╭─ Given entries

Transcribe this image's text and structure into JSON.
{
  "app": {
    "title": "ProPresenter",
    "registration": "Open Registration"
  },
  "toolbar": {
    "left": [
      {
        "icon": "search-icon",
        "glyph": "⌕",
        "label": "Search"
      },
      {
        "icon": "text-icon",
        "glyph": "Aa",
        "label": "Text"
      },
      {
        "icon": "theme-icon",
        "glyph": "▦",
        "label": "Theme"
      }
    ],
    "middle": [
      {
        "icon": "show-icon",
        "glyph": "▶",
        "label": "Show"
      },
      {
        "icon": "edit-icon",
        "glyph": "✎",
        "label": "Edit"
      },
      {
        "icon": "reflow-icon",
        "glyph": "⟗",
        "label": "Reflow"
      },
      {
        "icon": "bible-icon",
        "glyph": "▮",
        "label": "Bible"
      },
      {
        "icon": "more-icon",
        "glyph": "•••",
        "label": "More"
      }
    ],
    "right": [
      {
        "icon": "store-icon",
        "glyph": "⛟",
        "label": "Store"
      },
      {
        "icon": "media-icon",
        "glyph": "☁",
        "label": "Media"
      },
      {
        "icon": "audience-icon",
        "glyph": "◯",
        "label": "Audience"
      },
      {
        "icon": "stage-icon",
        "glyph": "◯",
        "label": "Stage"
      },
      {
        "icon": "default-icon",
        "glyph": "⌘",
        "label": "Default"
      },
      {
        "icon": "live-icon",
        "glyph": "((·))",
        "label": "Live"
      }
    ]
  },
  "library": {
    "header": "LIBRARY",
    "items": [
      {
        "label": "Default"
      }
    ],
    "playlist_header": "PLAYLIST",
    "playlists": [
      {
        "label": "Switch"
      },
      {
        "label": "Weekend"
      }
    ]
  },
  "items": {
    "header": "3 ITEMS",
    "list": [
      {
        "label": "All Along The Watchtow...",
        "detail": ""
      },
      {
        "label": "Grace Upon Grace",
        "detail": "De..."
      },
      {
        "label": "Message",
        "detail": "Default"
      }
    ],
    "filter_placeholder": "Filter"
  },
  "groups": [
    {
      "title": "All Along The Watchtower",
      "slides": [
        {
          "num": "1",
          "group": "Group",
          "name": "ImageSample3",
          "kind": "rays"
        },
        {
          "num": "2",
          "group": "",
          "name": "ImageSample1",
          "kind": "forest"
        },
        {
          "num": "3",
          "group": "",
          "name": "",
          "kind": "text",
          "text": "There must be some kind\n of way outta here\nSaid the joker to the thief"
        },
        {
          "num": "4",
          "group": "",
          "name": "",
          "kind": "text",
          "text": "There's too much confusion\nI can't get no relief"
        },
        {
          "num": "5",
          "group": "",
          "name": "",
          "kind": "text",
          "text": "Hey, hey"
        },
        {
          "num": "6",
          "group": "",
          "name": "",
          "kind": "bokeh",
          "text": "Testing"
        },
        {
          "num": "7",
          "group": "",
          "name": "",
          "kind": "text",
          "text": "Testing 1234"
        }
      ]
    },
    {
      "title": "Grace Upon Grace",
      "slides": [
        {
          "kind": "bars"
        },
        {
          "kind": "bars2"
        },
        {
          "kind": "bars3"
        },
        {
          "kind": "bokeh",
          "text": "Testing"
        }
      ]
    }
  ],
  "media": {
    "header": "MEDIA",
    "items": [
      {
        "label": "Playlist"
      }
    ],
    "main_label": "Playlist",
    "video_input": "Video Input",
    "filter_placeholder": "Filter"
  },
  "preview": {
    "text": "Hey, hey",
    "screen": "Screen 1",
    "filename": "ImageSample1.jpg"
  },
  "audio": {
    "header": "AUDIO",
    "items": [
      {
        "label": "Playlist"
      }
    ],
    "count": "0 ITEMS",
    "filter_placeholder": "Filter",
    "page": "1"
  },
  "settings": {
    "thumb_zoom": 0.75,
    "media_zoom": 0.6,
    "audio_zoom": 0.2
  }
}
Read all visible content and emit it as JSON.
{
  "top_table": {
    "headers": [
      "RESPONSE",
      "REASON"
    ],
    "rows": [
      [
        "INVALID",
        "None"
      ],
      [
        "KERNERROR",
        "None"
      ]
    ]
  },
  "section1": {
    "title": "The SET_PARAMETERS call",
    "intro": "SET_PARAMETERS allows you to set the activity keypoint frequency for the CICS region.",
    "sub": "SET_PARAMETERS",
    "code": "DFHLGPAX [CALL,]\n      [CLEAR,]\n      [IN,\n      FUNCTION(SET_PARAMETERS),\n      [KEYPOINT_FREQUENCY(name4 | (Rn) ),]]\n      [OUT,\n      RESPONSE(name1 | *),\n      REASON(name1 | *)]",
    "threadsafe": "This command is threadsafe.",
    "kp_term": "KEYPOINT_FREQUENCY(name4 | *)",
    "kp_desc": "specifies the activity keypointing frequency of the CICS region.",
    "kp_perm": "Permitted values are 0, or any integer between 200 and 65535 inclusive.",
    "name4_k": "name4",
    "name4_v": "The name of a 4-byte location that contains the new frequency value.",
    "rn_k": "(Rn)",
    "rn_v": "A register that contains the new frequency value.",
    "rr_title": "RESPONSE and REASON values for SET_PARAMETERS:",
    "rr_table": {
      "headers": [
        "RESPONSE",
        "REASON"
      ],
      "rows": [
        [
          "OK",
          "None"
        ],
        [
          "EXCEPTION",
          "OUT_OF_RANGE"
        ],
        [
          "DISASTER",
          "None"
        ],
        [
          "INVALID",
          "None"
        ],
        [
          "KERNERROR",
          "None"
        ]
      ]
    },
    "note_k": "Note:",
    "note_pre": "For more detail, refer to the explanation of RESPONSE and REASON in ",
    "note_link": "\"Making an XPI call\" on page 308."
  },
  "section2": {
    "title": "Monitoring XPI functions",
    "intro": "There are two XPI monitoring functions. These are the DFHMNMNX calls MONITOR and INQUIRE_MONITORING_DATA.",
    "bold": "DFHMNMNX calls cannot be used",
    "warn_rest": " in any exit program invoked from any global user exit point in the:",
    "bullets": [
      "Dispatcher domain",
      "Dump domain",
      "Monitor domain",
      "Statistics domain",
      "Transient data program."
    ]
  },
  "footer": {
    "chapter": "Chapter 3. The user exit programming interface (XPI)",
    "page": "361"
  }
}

╰─

> **Your task**
Restate the records, all of them, precisely as written.

> **Worked answer**
Transcribe this image's text and structure into JSON.
{
  "app": {
    "title": "ProPresenter",
    "registration": "Open Registration"
  },
  "toolbar": {
    "left": [
      {
        "icon": "search-icon",
        "glyph": "⌕",
        "label": "Search"
      },
      {
        "icon": "text-icon",
        "glyph": "Aa",
        "label": "Text"
      },
      {
        "icon": "theme-icon",
        "glyph": "▦",
        "label": "Theme"
      }
    ],
    "middle": [
      {
        "icon": "show-icon",
        "glyph": "▶",
        "label": "Show"
      },
      {
        "icon": "edit-icon",
        "glyph": "✎",
        "label": "Edit"
      },
      {
        "icon": "reflow-icon",
        "glyph": "⟗",
        "label": "Reflow"
      },
      {
        "icon": "bible-icon",
        "glyph": "▮",
        "label": "Bible"
      },
      {
        "icon": "more-icon",
        "glyph": "•••",
        "label": "More"
      }
    ],
    "right": [
      {
        "icon": "store-icon",
        "glyph": "⛟",
        "label": "Store"
      },
      {
        "icon": "media-icon",
        "glyph": "☁",
        "label": "Media"
      },
      {
        "icon": "audience-icon",
        "glyph": "◯",
        "label": "Audience"
      },
      {
        "icon": "stage-icon",
        "glyph": "◯",
        "label": "Stage"
      },
      {
        "icon": "default-icon",
        "glyph": "⌘",
        "label": "Default"
      },
      {
        "icon": "live-icon",
        "glyph": "((·))",
        "label": "Live"
      }
    ]
  },
  "library": {
    "header": "LIBRARY",
    "items": [
      {
        "label": "Default"
      }
    ],
    "playlist_header": "PLAYLIST",
    "playlists": [
      {
        "label": "Switch"
      },
      {
        "label": "Weekend"
      }
    ]
  },
  "items": {
    "header": "3 ITEMS",
    "list": [
      {
        "label": "All Along The Watchtow...",
        "detail": ""
      },
      {
        "label": "Grace Upon Grace",
        "detail": "De..."
      },
      {
        "label": "Message",
        "detail": "Default"
      }
    ],
    "filter_placeholder": "Filter"
  },
  "groups": [
    {
      "title": "All Along The Watchtower",
      "slides": [
        {
          "num": "1",
          "group": "Group",
          "name": "ImageSample3",
          "kind": "rays"
        },
        {
          "num": "2",
          "group": "",
          "name": "ImageSample1",
          "kind": "forest"
        },
        {
          "num": "3",
          "group": "",
          "name": "",
          "kind": "text",
          "text": "There must be some kind\n of way outta here\nSaid the joker to the thief"
        },
        {
          "num": "4",
          "group": "",
          "name": "",
          "kind": "text",
          "text": "There's too much confusion\nI can't get no relief"
        },
        {
          "num": "5",
          "group": "",
          "name": "",
          "kind": "text",
          "text": "Hey, hey"
        },
        {
          "num": "6",
          "group": "",
          "name": "",
          "kind": "bokeh",
          "text": "Testing"
        },
        {
          "num": "7",
          "group": "",
          "name": "",
          "kind": "text",
          "text": "Testing 1234"
        }
      ]
    },
    {
      "title": "Grace Upon Grace",
      "slides": [
        {
          "kind": "bars"
        },
        {
          "kind": "bars2"
        },
        {
          "kind": "bars3"
        },
        {
          "kind": "bokeh",
          "text": "Testing"
        }
      ]
    }
  ],
  "media": {
    "header": "MEDIA",
    "items": [
      {
        "label": "Playlist"
      }
    ],
    "main_label": "Playlist",
    "video_input": "Video Input",
    "filter_placeholder": "Filter"
  },
  "preview": {
    "text": "Hey, hey",
    "screen": "Screen 1",
    "filename": "ImageSample1.jpg"
  },
  "audio": {
    "header": "AUDIO",
    "items": [
      {
        "label": "Playlist"
      }
    ],
    "count": "0 ITEMS",
    "filter_placeholder": "Filter",
    "page": "1"
  },
  "settings": {
    "thumb_zoom": 0.75,
    "media_zoom": 0.6,
    "audio_zoom": 0.2
  }
}
Read all visible content and emit it as JSON.
{
  "top_table": {
    "headers": [
      "RESPONSE",
      "REASON"
    ],
    "rows": [
      [
        "INVALID",
        "None"
      ],
      [
        "KERNERROR",
        "None"
      ]
    ]
  },
  "section1": {
    "title": "The SET_PARAMETERS call",
    "intro": "SET_PARAMETERS allows you to set the activity keypoint frequency for the CICS region.",
    "sub": "SET_PARAMETERS",
    "code": "DFHLGPAX [CALL,]\n      [CLEAR,]\n      [IN,\n      FUNCTION(SET_PARAMETERS),\n      [KEYPOINT_FREQUENCY(name4 | (Rn) ),]]\n      [OUT,\n      RESPONSE(name1 | *),\n      REASON(name1 | *)]",
    "threadsafe": "This command is threadsafe.",
    "kp_term": "KEYPOINT_FREQUENCY(name4 | *)",
    "kp_desc": "specifies the activity keypointing frequency of the CICS region.",
    "kp_perm": "Permitted values are 0, or any integer between 200 and 65535 inclusive.",
    "name4_k": "name4",
    "name4_v": "The name of a 4-byte location that contains the new frequency value.",
    "rn_k": "(Rn)",
    "rn_v": "A register that contains the new frequency value.",
    "rr_title": "RESPONSE and REASON values for SET_PARAMETERS:",
    "rr_table": {
      "headers": [
        "RESPONSE",
        "REASON"
      ],
      "rows": [
        [
          "OK",
          "None"
        ],
        [
          "EXCEPTION",
          "OUT_OF_RANGE"
        ],
        [
          "DISASTER",
          "None"
        ],
        [
          "INVALID",
          "None"
        ],
        [
          "KERNERROR",
          "None"
        ]
      ]
    },
    "note_k": "Note:",
    "note_pre": "For more detail, refer to the explanation of RESPONSE and REASON in ",
    "note_link": "\"Making an XPI call\" on page 308."
  },
  "section2": {
    "title": "Monitoring XPI functions",
    "intro": "There are two XPI monitoring functions. These are the DFHMNMNX calls MONITOR and INQUIRE_MONITORING_DATA.",
    "bold": "DFHMNMNX calls cannot be used",
    "warn_rest": " in any exit program invoked from any global user exit point in the:",
    "bullets": [
      "Dispatcher domain",
      "Dump domain",
      "Monitor domain",
      "Statistics domain",
      "Transient data program."
    ]
  },
  "footer": {
    "chapter": "Chapter 3. The user exit programming interface (XPI)",
    "page": "361"
  }
}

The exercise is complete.